[Goal of the exercise]
Exclude the pictures, then copy all remaining records exactly.

[Supplied information]
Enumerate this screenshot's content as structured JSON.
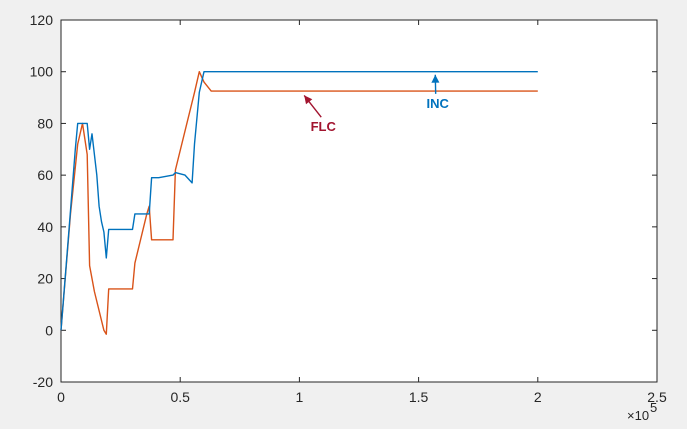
{
  "chart_data": {
    "type": "line",
    "title": "",
    "xlabel": "",
    "ylabel": "",
    "xlim": [
      0,
      2.5
    ],
    "ylim": [
      -20,
      120
    ],
    "x_multiplier_label": "×10",
    "x_multiplier_exponent": "5",
    "x_ticks": [
      0,
      0.5,
      1,
      1.5,
      2,
      2.5
    ],
    "x_tick_labels": [
      "0",
      "0.5",
      "1",
      "1.5",
      "2",
      "2.5"
    ],
    "y_ticks": [
      -20,
      0,
      20,
      40,
      60,
      80,
      100,
      120
    ],
    "y_tick_labels": [
      "-20",
      "0",
      "20",
      "40",
      "60",
      "80",
      "100",
      "120"
    ],
    "grid": false,
    "series": [
      {
        "name": "FLC",
        "color": "#d95319",
        "x": [
          0,
          0.04,
          0.07,
          0.09,
          0.11,
          0.12,
          0.14,
          0.18,
          0.19,
          0.2,
          0.3,
          0.31,
          0.36,
          0.37,
          0.38,
          0.47,
          0.48,
          0.56,
          0.58,
          0.6,
          0.63,
          0.68,
          2.0
        ],
        "y": [
          0,
          45,
          72,
          80,
          68,
          25,
          15,
          0,
          -1.5,
          16,
          16,
          26,
          45,
          48,
          35,
          35,
          62,
          92,
          100,
          96,
          92.5,
          92.5,
          92.5
        ]
      },
      {
        "name": "INC",
        "color": "#0072bd",
        "x": [
          0,
          0.03,
          0.06,
          0.07,
          0.11,
          0.12,
          0.13,
          0.15,
          0.16,
          0.17,
          0.18,
          0.19,
          0.2,
          0.3,
          0.31,
          0.37,
          0.38,
          0.41,
          0.47,
          0.48,
          0.52,
          0.55,
          0.56,
          0.58,
          0.6,
          0.63,
          0.8,
          1.2,
          1.6,
          2.0
        ],
        "y": [
          0,
          35,
          70,
          80,
          80,
          70,
          76,
          60,
          48,
          42,
          38,
          28,
          39,
          39,
          45,
          45,
          59,
          59,
          60,
          61,
          60,
          57,
          72,
          92,
          100,
          100,
          100,
          100,
          100,
          100
        ]
      }
    ],
    "annotations": [
      {
        "text": "INC",
        "color": "#0072bd",
        "at_x": 1.57,
        "at_y": 100,
        "label_x": 1.58,
        "label_y": 86
      },
      {
        "text": "FLC",
        "color": "#a2142f",
        "at_x": 1.02,
        "at_y": 92,
        "label_x": 1.1,
        "label_y": 77
      }
    ]
  }
}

[Final result]
Enumerate this screenshot's content as structured JSON.
{
  "chart_data": {
    "type": "line",
    "title": "",
    "xlabel": "",
    "ylabel": "",
    "xlim": [
      0,
      2.5
    ],
    "ylim": [
      -20,
      120
    ],
    "x_multiplier_label": "×10",
    "x_multiplier_exponent": "5",
    "x_ticks": [
      0,
      0.5,
      1,
      1.5,
      2,
      2.5
    ],
    "x_tick_labels": [
      "0",
      "0.5",
      "1",
      "1.5",
      "2",
      "2.5"
    ],
    "y_ticks": [
      -20,
      0,
      20,
      40,
      60,
      80,
      100,
      120
    ],
    "y_tick_labels": [
      "-20",
      "0",
      "20",
      "40",
      "60",
      "80",
      "100",
      "120"
    ],
    "grid": false,
    "series": [
      {
        "name": "FLC",
        "color": "#d95319",
        "x": [
          0,
          0.04,
          0.07,
          0.09,
          0.11,
          0.12,
          0.14,
          0.18,
          0.19,
          0.2,
          0.3,
          0.31,
          0.36,
          0.37,
          0.38,
          0.47,
          0.48,
          0.56,
          0.58,
          0.6,
          0.63,
          0.68,
          2.0
        ],
        "y": [
          0,
          45,
          72,
          80,
          68,
          25,
          15,
          0,
          -1.5,
          16,
          16,
          26,
          45,
          48,
          35,
          35,
          62,
          92,
          100,
          96,
          92.5,
          92.5,
          92.5
        ]
      },
      {
        "name": "INC",
        "color": "#0072bd",
        "x": [
          0,
          0.03,
          0.06,
          0.07,
          0.11,
          0.12,
          0.13,
          0.15,
          0.16,
          0.17,
          0.18,
          0.19,
          0.2,
          0.3,
          0.31,
          0.37,
          0.38,
          0.41,
          0.47,
          0.48,
          0.52,
          0.55,
          0.56,
          0.58,
          0.6,
          0.63,
          0.8,
          1.2,
          1.6,
          2.0
        ],
        "y": [
          0,
          35,
          70,
          80,
          80,
          70,
          76,
          60,
          48,
          42,
          38,
          28,
          39,
          39,
          45,
          45,
          59,
          59,
          60,
          61,
          60,
          57,
          72,
          92,
          100,
          100,
          100,
          100,
          100,
          100
        ]
      }
    ],
    "annotations": [
      {
        "text": "INC",
        "color": "#0072bd",
        "at_x": 1.57,
        "at_y": 100,
        "label_x": 1.58,
        "label_y": 86
      },
      {
        "text": "FLC",
        "color": "#a2142f",
        "at_x": 1.02,
        "at_y": 92,
        "label_x": 1.1,
        "label_y": 77
      }
    ]
  }
}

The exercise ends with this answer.